OBJECTIVE
Tally all lines containing the word "package". Give the number alone.
-*-*-
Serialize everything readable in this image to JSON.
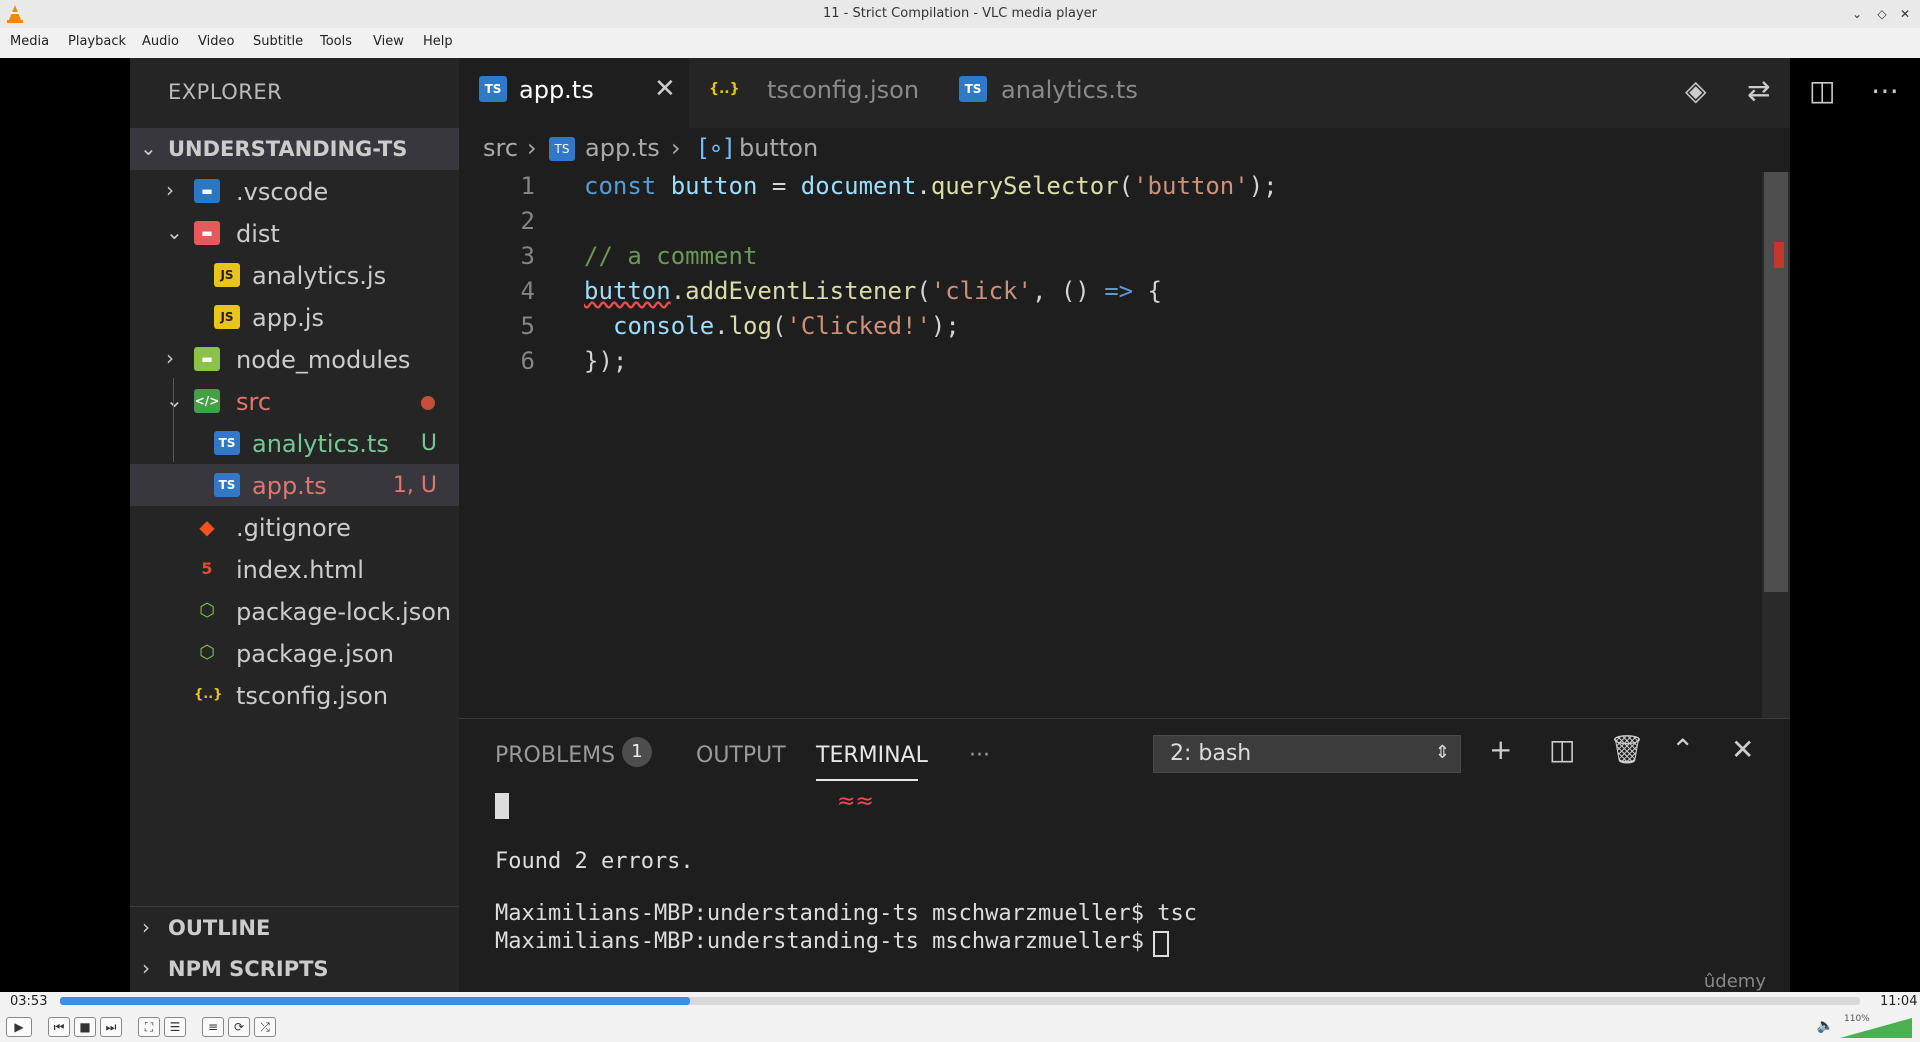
{
  "window": {
    "title": "11 - Strict Compilation - VLC media player"
  },
  "menu": [
    "Media",
    "Playback",
    "Audio",
    "Video",
    "Subtitle",
    "Tools",
    "View",
    "Help"
  ],
  "sidebar": {
    "title": "EXPLORER",
    "project": "UNDERSTANDING-TS",
    "items": [
      {
        "label": ".vscode",
        "badge": ""
      },
      {
        "label": "dist",
        "badge": ""
      },
      {
        "label": "analytics.js",
        "badge": ""
      },
      {
        "label": "app.js",
        "badge": ""
      },
      {
        "label": "node_modules",
        "badge": ""
      },
      {
        "label": "src",
        "badge": ""
      },
      {
        "label": "analytics.ts",
        "badge": "U"
      },
      {
        "label": "app.ts",
        "badge": "1, U"
      },
      {
        "label": ".gitignore",
        "badge": ""
      },
      {
        "label": "index.html",
        "badge": ""
      },
      {
        "label": "package-lock.json",
        "badge": ""
      },
      {
        "label": "package.json",
        "badge": ""
      },
      {
        "label": "tsconfig.json",
        "badge": ""
      }
    ],
    "outline": "OUTLINE",
    "npm_scripts": "NPM SCRIPTS"
  },
  "tabs": [
    {
      "label": "app.ts",
      "icon": "TS"
    },
    {
      "label": "tsconfig.json",
      "icon": "{..}"
    },
    {
      "label": "analytics.ts",
      "icon": "TS"
    }
  ],
  "breadcrumb": {
    "folder": "src",
    "file": "app.ts",
    "symbol": "button"
  },
  "code": {
    "line_numbers": [
      "1",
      "2",
      "3",
      "4",
      "5",
      "6"
    ],
    "l1": {
      "kw": "const",
      "var": "button",
      "eq": " = ",
      "obj": "document",
      "fn": "querySelector",
      "str": "'button'",
      "end": ");"
    },
    "l3": {
      "comment": "// a comment"
    },
    "l4": {
      "var": "button",
      "fn": "addEventListener",
      "str": "'click'",
      "arrow": "=>",
      "rest": ", () ",
      "brace": " {"
    },
    "l5": {
      "obj": "console",
      "fn": "log",
      "str": "'Clicked!'",
      "end": ");"
    },
    "l6": {
      "text": "});"
    }
  },
  "panel": {
    "problems": "PROBLEMS",
    "problems_count": "1",
    "output": "OUTPUT",
    "terminal": "TERMINAL",
    "more": "···",
    "shell": "2: bash",
    "lines": [
      "Found 2 errors.",
      "Maximilians-MBP:understanding-ts mschwarzmueller$ tsc",
      "Maximilians-MBP:understanding-ts mschwarzmueller$ "
    ],
    "watermark": "ûdemy"
  },
  "player": {
    "elapsed": "03:53",
    "total": "11:04",
    "progress": 0.35,
    "volume": "110%"
  }
}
-*-*-
REPLY
2